Count the lines containing "channel". Give the number alone.

>>>

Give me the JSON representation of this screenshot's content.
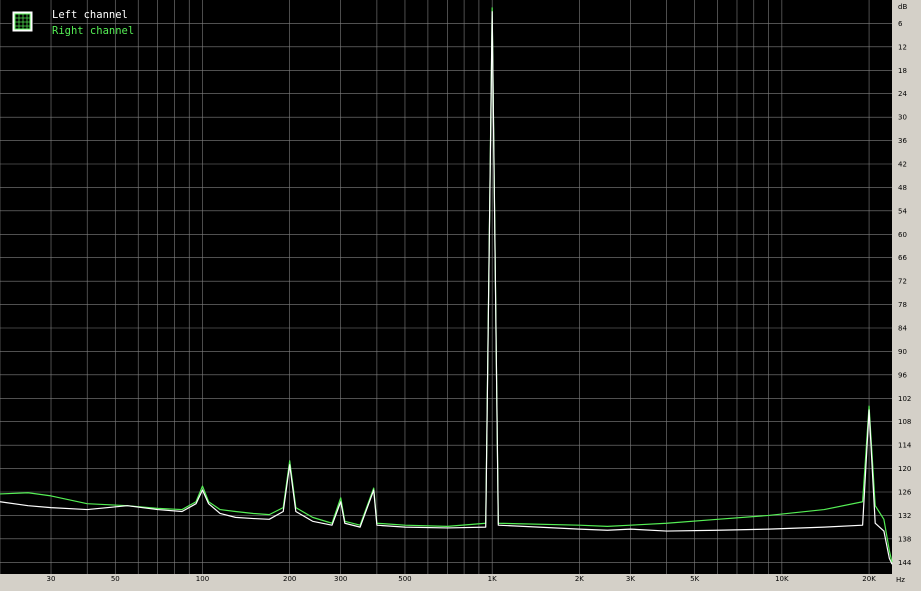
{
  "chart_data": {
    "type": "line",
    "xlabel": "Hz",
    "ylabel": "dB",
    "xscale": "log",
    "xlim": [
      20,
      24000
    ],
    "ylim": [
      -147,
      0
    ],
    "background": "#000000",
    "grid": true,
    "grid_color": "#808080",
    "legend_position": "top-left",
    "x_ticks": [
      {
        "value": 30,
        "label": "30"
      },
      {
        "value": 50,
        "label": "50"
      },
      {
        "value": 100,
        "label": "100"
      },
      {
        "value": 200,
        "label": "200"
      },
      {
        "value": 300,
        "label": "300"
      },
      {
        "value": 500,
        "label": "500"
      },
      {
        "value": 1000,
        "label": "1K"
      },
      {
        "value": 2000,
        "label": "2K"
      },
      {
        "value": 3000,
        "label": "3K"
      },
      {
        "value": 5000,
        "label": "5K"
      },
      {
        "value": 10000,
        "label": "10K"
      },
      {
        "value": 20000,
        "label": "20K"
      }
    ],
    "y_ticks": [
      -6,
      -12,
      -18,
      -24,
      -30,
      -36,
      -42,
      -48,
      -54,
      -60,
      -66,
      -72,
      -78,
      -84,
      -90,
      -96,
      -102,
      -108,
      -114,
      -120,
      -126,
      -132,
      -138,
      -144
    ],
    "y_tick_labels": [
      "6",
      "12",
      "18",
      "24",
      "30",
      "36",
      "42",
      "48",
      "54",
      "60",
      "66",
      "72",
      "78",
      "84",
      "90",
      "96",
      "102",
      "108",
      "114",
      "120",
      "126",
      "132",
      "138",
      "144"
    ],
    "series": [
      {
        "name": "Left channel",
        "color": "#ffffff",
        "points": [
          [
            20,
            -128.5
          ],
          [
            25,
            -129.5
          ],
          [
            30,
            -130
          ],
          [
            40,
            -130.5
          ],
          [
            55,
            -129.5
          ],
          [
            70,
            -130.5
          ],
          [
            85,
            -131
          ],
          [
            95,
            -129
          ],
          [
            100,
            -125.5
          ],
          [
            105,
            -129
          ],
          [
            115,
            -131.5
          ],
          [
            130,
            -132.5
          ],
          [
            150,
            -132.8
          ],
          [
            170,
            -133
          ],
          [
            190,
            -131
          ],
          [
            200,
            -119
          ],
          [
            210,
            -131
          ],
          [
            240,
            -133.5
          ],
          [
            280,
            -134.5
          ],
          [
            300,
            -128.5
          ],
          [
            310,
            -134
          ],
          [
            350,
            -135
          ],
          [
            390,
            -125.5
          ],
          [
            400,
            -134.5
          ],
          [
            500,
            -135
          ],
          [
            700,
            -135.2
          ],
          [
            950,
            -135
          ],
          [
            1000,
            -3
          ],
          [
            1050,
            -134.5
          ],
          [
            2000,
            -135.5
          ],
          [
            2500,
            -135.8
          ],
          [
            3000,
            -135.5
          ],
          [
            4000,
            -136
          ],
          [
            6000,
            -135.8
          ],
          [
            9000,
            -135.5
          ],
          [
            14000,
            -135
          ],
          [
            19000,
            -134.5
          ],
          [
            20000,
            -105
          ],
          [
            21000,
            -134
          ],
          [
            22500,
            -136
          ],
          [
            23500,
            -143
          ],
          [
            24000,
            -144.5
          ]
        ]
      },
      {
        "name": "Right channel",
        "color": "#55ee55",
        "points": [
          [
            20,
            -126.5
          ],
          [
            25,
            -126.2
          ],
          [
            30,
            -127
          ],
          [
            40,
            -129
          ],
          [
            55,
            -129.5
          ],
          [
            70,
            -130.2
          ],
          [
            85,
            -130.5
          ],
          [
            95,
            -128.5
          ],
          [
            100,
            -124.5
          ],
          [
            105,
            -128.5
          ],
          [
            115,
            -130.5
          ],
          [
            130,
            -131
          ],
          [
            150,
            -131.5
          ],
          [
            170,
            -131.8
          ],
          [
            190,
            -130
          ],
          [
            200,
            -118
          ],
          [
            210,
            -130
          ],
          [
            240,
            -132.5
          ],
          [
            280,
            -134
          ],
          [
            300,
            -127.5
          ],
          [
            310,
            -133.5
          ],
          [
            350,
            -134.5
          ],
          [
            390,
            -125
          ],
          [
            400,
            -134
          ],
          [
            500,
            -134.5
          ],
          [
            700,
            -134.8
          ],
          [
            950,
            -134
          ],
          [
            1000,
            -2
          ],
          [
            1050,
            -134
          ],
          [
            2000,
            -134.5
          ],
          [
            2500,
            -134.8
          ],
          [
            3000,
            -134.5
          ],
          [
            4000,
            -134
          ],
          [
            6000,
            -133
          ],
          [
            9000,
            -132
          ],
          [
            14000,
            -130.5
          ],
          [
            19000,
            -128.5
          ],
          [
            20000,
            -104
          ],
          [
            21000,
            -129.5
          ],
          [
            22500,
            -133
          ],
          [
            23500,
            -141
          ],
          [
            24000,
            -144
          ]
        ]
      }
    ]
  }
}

<<<
>>>

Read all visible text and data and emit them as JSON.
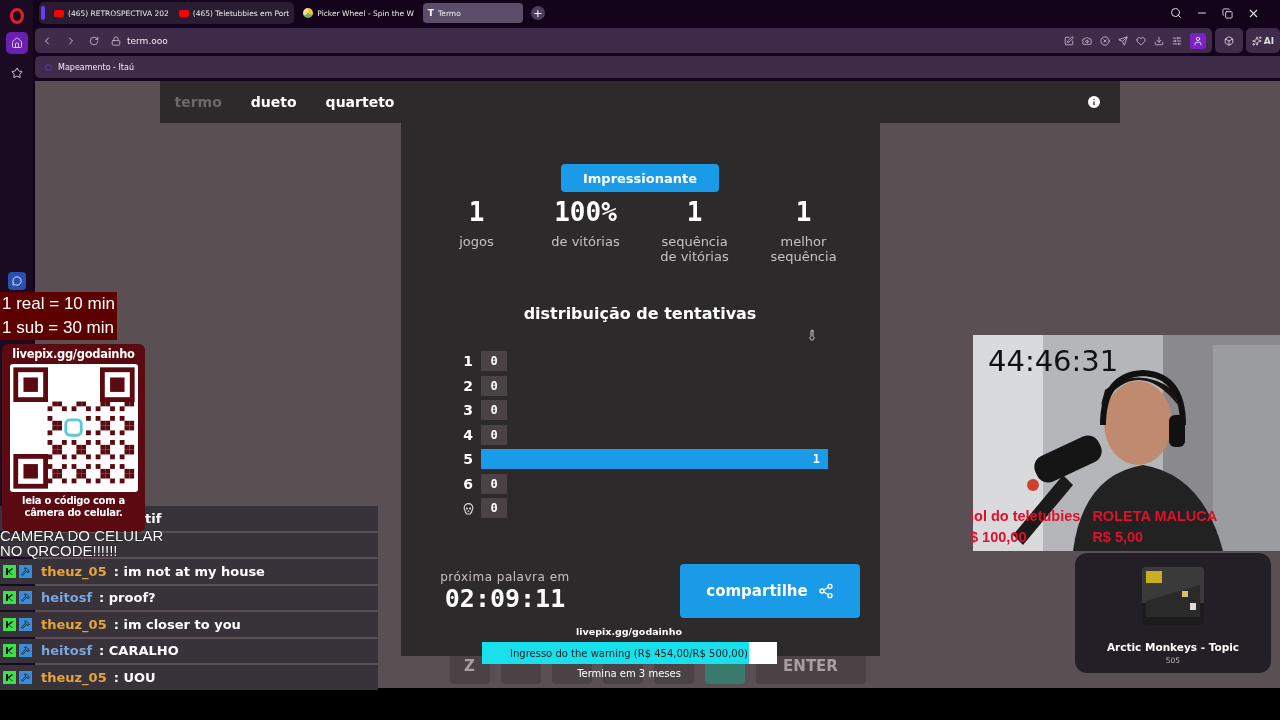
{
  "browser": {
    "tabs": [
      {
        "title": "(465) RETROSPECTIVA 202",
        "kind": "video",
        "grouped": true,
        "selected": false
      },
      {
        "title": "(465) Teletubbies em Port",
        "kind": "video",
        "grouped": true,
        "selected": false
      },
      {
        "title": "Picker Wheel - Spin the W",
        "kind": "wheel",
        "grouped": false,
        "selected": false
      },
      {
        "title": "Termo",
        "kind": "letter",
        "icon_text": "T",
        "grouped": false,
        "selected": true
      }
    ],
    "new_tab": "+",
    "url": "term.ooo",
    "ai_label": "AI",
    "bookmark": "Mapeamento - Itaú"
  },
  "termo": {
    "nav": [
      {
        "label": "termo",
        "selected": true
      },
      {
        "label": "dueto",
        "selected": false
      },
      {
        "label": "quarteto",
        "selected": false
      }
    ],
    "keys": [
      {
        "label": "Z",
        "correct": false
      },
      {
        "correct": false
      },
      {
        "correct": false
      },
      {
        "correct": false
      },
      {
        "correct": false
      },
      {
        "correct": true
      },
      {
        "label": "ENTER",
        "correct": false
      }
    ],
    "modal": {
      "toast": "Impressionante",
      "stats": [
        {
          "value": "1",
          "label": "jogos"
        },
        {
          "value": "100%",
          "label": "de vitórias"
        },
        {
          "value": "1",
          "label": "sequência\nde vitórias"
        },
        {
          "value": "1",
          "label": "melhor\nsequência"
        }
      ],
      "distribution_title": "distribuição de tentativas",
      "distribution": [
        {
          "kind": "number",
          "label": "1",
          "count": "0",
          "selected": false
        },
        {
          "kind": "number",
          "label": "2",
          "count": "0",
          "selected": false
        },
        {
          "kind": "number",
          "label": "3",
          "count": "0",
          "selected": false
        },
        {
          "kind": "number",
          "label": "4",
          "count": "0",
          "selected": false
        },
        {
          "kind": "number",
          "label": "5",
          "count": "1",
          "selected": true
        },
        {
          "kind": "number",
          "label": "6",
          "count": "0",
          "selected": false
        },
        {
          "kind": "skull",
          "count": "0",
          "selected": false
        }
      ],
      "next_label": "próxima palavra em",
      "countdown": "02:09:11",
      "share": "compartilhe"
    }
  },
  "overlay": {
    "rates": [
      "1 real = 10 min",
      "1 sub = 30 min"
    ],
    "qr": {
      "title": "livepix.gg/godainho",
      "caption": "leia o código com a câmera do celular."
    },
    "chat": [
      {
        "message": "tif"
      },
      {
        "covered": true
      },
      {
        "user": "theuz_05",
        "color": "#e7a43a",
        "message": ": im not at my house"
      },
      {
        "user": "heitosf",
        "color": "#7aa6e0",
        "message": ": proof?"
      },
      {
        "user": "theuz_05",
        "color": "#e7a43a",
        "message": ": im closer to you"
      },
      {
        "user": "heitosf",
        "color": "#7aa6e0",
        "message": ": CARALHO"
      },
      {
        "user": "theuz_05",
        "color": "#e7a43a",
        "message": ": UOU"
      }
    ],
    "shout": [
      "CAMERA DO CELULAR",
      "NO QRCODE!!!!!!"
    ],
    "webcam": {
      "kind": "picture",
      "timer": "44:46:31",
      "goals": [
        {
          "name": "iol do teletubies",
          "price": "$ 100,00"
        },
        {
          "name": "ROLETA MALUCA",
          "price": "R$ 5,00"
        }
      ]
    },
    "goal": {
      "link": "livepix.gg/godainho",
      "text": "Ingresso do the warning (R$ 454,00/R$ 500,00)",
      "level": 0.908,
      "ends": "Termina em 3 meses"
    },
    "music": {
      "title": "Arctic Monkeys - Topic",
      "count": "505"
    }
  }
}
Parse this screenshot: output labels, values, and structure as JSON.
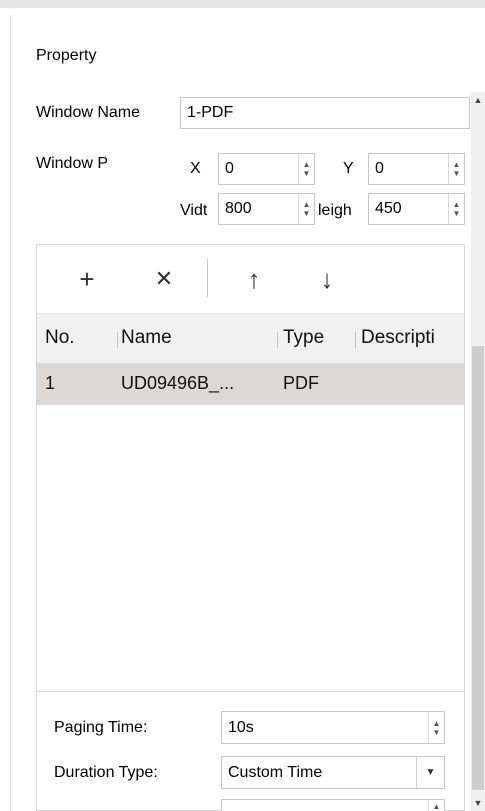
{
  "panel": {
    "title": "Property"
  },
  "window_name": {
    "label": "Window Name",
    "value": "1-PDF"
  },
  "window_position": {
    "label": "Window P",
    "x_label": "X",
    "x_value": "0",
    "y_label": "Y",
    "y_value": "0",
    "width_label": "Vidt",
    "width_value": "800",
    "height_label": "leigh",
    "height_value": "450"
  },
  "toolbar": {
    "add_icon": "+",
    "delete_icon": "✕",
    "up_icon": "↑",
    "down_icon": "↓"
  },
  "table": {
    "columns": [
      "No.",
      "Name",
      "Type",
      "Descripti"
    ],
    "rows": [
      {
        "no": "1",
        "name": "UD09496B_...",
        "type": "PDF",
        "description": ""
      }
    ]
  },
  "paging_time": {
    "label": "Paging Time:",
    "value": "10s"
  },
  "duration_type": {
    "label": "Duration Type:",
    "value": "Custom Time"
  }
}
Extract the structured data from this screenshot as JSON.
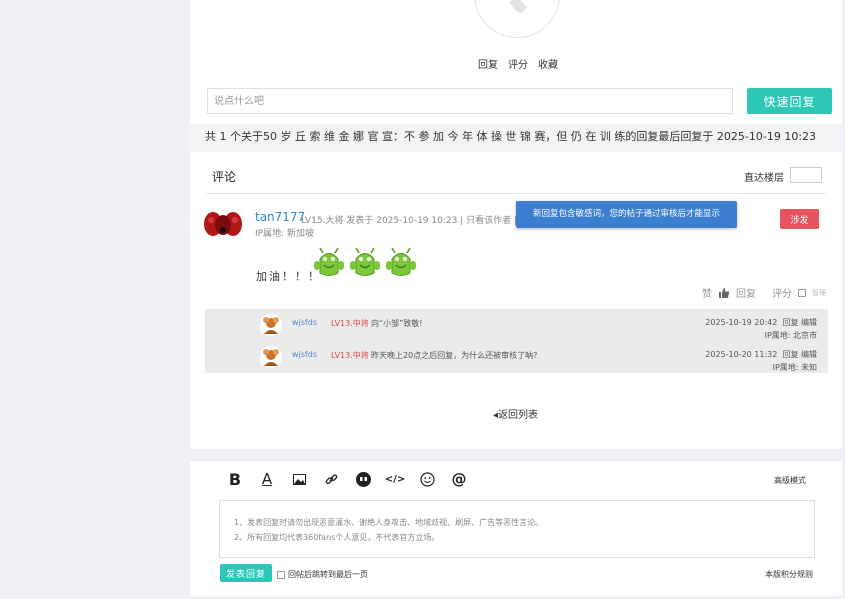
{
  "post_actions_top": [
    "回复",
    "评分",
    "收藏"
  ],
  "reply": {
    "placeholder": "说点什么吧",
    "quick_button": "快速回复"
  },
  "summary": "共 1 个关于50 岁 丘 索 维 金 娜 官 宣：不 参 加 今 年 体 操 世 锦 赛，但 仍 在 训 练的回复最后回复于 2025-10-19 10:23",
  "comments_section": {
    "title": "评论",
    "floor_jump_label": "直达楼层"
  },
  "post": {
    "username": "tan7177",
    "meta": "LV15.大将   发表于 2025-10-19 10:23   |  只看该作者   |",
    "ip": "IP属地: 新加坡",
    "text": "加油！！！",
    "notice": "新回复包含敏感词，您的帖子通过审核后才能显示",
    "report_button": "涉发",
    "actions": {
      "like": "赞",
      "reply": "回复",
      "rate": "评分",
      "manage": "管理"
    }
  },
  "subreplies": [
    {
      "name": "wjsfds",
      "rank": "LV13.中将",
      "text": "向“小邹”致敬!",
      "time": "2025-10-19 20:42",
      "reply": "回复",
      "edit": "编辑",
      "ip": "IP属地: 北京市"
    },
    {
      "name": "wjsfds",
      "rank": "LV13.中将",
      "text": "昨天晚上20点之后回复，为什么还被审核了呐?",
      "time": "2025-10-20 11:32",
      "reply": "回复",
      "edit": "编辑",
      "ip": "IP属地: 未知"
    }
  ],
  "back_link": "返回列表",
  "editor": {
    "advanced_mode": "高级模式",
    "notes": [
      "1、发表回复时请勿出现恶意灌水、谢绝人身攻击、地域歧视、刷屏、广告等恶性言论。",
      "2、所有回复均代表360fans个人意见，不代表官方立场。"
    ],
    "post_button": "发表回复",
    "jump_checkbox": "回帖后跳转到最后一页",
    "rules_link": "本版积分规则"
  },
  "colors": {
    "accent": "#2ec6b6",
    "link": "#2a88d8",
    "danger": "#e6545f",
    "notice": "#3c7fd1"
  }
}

<<<

Solved problem: 2